── Data provided
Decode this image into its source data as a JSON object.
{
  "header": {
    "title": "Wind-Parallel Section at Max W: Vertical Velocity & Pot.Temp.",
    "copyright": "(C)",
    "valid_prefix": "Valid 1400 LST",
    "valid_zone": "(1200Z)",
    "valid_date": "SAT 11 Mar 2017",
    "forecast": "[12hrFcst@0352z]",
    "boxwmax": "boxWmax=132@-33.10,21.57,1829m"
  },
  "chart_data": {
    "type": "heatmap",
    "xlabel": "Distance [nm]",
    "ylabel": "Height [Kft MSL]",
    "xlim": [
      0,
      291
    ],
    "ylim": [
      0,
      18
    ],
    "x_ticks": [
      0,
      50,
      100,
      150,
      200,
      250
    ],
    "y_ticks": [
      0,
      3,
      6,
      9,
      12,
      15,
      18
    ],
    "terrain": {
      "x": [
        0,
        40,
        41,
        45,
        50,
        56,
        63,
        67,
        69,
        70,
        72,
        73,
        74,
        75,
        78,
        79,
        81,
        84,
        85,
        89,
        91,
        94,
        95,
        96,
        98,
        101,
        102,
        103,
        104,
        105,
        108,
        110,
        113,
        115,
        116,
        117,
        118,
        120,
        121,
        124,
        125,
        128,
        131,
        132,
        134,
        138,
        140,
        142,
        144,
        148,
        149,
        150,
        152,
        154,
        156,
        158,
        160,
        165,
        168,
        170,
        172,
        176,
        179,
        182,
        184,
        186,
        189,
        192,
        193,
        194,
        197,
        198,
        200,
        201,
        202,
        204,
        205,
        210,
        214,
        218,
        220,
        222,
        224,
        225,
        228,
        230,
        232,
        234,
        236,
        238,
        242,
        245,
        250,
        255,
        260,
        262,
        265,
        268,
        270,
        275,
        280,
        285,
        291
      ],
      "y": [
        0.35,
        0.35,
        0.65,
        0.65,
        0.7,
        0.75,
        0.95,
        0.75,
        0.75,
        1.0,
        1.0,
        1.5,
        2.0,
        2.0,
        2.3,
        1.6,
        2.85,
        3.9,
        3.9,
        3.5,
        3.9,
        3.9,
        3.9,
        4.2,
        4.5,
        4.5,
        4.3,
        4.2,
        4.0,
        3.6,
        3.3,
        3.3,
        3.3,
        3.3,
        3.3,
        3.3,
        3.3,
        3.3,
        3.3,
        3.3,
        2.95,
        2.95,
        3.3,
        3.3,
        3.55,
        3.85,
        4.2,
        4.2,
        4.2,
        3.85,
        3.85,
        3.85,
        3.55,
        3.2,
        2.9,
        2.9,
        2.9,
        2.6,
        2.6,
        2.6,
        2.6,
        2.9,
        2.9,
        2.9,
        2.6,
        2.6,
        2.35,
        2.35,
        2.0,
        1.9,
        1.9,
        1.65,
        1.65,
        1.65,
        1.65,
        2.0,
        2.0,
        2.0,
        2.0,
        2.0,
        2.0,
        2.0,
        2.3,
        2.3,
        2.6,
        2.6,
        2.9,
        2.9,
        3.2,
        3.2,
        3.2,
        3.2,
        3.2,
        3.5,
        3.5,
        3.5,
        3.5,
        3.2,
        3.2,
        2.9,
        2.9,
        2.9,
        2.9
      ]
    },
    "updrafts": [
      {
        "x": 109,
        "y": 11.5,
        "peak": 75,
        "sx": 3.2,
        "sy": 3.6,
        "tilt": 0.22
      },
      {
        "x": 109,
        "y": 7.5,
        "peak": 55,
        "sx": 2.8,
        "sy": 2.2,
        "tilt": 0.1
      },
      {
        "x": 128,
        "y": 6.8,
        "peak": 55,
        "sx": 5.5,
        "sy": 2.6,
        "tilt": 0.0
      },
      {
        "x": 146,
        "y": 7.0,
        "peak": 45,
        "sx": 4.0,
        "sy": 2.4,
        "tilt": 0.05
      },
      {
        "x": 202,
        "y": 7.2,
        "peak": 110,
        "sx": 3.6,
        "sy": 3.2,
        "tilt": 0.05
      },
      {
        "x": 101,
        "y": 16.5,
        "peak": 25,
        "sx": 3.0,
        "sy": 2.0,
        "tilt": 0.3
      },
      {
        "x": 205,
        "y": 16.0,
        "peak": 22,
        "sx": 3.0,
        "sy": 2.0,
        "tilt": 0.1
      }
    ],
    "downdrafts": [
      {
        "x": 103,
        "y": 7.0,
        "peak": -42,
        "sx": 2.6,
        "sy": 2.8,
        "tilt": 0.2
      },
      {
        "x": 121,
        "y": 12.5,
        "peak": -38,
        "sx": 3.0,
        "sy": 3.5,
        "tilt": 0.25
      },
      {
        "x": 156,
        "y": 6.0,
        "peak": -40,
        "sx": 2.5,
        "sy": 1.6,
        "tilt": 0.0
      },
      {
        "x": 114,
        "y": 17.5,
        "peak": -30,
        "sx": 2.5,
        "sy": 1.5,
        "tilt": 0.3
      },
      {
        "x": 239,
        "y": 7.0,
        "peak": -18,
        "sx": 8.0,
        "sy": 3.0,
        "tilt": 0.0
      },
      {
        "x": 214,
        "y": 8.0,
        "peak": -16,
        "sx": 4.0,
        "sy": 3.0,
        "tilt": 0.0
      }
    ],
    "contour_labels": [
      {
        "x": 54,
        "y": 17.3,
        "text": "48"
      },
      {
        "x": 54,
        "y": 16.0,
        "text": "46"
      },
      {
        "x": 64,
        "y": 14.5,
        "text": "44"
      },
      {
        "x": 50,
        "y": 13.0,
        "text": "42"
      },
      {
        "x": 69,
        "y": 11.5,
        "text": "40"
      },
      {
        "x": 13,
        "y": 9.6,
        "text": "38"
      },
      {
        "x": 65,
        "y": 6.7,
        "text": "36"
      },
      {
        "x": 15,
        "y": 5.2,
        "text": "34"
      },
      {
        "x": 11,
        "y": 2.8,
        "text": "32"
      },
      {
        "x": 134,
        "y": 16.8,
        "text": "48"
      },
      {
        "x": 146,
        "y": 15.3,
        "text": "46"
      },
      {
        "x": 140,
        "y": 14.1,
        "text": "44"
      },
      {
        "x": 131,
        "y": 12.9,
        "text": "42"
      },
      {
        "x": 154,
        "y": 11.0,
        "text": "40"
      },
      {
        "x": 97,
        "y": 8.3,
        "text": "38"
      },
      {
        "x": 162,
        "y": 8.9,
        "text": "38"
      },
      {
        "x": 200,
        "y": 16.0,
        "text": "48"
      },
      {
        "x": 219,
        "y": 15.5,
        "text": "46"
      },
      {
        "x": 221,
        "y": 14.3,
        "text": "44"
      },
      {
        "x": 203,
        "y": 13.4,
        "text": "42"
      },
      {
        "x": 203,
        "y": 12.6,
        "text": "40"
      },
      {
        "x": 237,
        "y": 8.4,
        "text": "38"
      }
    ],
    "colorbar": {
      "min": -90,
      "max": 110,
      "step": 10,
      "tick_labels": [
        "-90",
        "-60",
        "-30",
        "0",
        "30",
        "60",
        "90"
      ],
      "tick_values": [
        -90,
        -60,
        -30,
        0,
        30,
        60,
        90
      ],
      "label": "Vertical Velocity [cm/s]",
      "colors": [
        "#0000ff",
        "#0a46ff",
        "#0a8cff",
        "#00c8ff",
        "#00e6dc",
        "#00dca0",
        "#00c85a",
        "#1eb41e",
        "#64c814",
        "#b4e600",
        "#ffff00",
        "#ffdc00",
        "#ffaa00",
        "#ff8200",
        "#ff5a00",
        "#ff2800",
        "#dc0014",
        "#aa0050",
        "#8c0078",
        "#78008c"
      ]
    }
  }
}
────
Task brief - Copy each line above containing the string "Vertical".

Reply -
    "title": "Wind-Parallel Section at Max W: Vertical Velocity & Pot.Temp.",
      "label": "Vertical Velocity [cm/s]",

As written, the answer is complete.